The entries that follow should be written out exactly.
* * * * *
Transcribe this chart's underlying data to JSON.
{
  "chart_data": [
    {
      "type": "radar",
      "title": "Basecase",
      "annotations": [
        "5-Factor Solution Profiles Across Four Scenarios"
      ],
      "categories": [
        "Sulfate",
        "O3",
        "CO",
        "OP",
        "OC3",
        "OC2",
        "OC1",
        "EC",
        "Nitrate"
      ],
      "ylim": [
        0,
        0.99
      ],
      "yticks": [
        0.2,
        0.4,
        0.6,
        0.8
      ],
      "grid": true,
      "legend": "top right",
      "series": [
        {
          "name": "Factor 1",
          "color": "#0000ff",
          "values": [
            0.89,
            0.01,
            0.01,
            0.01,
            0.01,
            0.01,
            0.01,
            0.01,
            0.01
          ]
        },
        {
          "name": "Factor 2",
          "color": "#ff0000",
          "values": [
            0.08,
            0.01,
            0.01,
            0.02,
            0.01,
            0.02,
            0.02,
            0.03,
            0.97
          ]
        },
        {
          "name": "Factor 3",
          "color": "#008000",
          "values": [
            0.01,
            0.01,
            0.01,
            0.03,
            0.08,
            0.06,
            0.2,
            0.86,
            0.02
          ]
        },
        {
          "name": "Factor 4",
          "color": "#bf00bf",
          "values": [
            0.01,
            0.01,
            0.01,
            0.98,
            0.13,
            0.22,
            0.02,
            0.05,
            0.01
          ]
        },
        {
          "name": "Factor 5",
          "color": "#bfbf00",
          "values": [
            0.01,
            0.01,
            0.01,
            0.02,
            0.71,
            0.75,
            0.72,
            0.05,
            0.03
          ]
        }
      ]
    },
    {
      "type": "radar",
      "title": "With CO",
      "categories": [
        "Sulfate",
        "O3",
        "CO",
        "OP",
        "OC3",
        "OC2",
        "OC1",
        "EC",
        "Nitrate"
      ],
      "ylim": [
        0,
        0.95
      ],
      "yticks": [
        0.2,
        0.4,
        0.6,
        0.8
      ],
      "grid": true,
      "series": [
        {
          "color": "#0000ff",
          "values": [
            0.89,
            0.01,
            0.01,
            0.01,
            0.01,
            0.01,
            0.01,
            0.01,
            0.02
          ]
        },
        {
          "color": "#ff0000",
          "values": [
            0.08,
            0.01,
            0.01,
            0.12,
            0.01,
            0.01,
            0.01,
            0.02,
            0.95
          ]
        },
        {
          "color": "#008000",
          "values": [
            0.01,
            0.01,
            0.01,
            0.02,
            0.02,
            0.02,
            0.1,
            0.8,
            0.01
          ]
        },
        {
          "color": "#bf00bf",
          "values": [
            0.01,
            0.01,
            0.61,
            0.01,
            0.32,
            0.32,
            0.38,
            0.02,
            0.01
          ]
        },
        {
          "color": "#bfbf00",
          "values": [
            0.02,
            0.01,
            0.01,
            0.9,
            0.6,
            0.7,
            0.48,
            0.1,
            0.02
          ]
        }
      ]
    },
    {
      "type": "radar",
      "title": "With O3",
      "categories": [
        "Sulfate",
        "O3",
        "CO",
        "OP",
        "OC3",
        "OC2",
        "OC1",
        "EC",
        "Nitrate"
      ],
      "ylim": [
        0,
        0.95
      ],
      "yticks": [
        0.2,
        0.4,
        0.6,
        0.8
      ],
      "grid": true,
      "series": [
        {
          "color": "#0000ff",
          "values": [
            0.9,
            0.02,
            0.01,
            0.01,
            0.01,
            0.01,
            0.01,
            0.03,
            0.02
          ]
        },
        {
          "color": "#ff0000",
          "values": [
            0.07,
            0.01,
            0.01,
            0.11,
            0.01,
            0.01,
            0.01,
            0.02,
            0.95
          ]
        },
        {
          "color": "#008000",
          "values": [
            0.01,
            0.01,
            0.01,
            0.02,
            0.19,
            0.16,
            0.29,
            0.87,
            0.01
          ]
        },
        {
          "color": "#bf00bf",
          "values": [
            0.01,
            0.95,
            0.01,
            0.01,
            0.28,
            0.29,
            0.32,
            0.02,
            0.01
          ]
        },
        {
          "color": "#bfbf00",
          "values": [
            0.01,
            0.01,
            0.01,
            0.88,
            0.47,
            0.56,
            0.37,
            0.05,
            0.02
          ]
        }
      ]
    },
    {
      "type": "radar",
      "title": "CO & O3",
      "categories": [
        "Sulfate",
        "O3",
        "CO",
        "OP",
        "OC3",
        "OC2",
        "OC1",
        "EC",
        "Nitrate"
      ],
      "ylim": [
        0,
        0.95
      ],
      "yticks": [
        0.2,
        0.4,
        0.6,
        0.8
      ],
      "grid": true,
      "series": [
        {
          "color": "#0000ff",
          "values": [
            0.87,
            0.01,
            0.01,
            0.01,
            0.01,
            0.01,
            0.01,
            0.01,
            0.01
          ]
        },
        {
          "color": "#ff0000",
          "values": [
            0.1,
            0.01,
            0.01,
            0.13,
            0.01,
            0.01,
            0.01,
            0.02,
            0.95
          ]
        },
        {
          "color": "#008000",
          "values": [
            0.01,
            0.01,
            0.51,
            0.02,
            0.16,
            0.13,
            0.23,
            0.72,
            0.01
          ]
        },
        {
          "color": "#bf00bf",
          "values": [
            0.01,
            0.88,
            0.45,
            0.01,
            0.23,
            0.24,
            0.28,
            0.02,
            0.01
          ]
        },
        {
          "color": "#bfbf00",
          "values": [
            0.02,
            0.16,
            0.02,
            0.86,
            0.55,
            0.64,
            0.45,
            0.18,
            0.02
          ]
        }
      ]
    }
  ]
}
* * * * *
- SOLUTION FOR THIS EXERCISE:
Transcribe this chart's underlying data to JSON.
{
  "chart_data": [
    {
      "type": "radar",
      "title": "Basecase",
      "annotations": [
        "5-Factor Solution Profiles Across Four Scenarios"
      ],
      "categories": [
        "Sulfate",
        "O3",
        "CO",
        "OP",
        "OC3",
        "OC2",
        "OC1",
        "EC",
        "Nitrate"
      ],
      "ylim": [
        0,
        0.99
      ],
      "yticks": [
        0.2,
        0.4,
        0.6,
        0.8
      ],
      "grid": true,
      "legend": "top right",
      "series": [
        {
          "name": "Factor 1",
          "color": "#0000ff",
          "values": [
            0.89,
            0.01,
            0.01,
            0.01,
            0.01,
            0.01,
            0.01,
            0.01,
            0.01
          ]
        },
        {
          "name": "Factor 2",
          "color": "#ff0000",
          "values": [
            0.08,
            0.01,
            0.01,
            0.02,
            0.01,
            0.02,
            0.02,
            0.03,
            0.97
          ]
        },
        {
          "name": "Factor 3",
          "color": "#008000",
          "values": [
            0.01,
            0.01,
            0.01,
            0.03,
            0.08,
            0.06,
            0.2,
            0.86,
            0.02
          ]
        },
        {
          "name": "Factor 4",
          "color": "#bf00bf",
          "values": [
            0.01,
            0.01,
            0.01,
            0.98,
            0.13,
            0.22,
            0.02,
            0.05,
            0.01
          ]
        },
        {
          "name": "Factor 5",
          "color": "#bfbf00",
          "values": [
            0.01,
            0.01,
            0.01,
            0.02,
            0.71,
            0.75,
            0.72,
            0.05,
            0.03
          ]
        }
      ]
    },
    {
      "type": "radar",
      "title": "With CO",
      "categories": [
        "Sulfate",
        "O3",
        "CO",
        "OP",
        "OC3",
        "OC2",
        "OC1",
        "EC",
        "Nitrate"
      ],
      "ylim": [
        0,
        0.95
      ],
      "yticks": [
        0.2,
        0.4,
        0.6,
        0.8
      ],
      "grid": true,
      "series": [
        {
          "color": "#0000ff",
          "values": [
            0.89,
            0.01,
            0.01,
            0.01,
            0.01,
            0.01,
            0.01,
            0.01,
            0.02
          ]
        },
        {
          "color": "#ff0000",
          "values": [
            0.08,
            0.01,
            0.01,
            0.12,
            0.01,
            0.01,
            0.01,
            0.02,
            0.95
          ]
        },
        {
          "color": "#008000",
          "values": [
            0.01,
            0.01,
            0.01,
            0.02,
            0.02,
            0.02,
            0.1,
            0.8,
            0.01
          ]
        },
        {
          "color": "#bf00bf",
          "values": [
            0.01,
            0.01,
            0.61,
            0.01,
            0.32,
            0.32,
            0.38,
            0.02,
            0.01
          ]
        },
        {
          "color": "#bfbf00",
          "values": [
            0.02,
            0.01,
            0.01,
            0.9,
            0.6,
            0.7,
            0.48,
            0.1,
            0.02
          ]
        }
      ]
    },
    {
      "type": "radar",
      "title": "With O3",
      "categories": [
        "Sulfate",
        "O3",
        "CO",
        "OP",
        "OC3",
        "OC2",
        "OC1",
        "EC",
        "Nitrate"
      ],
      "ylim": [
        0,
        0.95
      ],
      "yticks": [
        0.2,
        0.4,
        0.6,
        0.8
      ],
      "grid": true,
      "series": [
        {
          "color": "#0000ff",
          "values": [
            0.9,
            0.02,
            0.01,
            0.01,
            0.01,
            0.01,
            0.01,
            0.03,
            0.02
          ]
        },
        {
          "color": "#ff0000",
          "values": [
            0.07,
            0.01,
            0.01,
            0.11,
            0.01,
            0.01,
            0.01,
            0.02,
            0.95
          ]
        },
        {
          "color": "#008000",
          "values": [
            0.01,
            0.01,
            0.01,
            0.02,
            0.19,
            0.16,
            0.29,
            0.87,
            0.01
          ]
        },
        {
          "color": "#bf00bf",
          "values": [
            0.01,
            0.95,
            0.01,
            0.01,
            0.28,
            0.29,
            0.32,
            0.02,
            0.01
          ]
        },
        {
          "color": "#bfbf00",
          "values": [
            0.01,
            0.01,
            0.01,
            0.88,
            0.47,
            0.56,
            0.37,
            0.05,
            0.02
          ]
        }
      ]
    },
    {
      "type": "radar",
      "title": "CO & O3",
      "categories": [
        "Sulfate",
        "O3",
        "CO",
        "OP",
        "OC3",
        "OC2",
        "OC1",
        "EC",
        "Nitrate"
      ],
      "ylim": [
        0,
        0.95
      ],
      "yticks": [
        0.2,
        0.4,
        0.6,
        0.8
      ],
      "grid": true,
      "series": [
        {
          "color": "#0000ff",
          "values": [
            0.87,
            0.01,
            0.01,
            0.01,
            0.01,
            0.01,
            0.01,
            0.01,
            0.01
          ]
        },
        {
          "color": "#ff0000",
          "values": [
            0.1,
            0.01,
            0.01,
            0.13,
            0.01,
            0.01,
            0.01,
            0.02,
            0.95
          ]
        },
        {
          "color": "#008000",
          "values": [
            0.01,
            0.01,
            0.51,
            0.02,
            0.16,
            0.13,
            0.23,
            0.72,
            0.01
          ]
        },
        {
          "color": "#bf00bf",
          "values": [
            0.01,
            0.88,
            0.45,
            0.01,
            0.23,
            0.24,
            0.28,
            0.02,
            0.01
          ]
        },
        {
          "color": "#bfbf00",
          "values": [
            0.02,
            0.16,
            0.02,
            0.86,
            0.55,
            0.64,
            0.45,
            0.18,
            0.02
          ]
        }
      ]
    }
  ]
}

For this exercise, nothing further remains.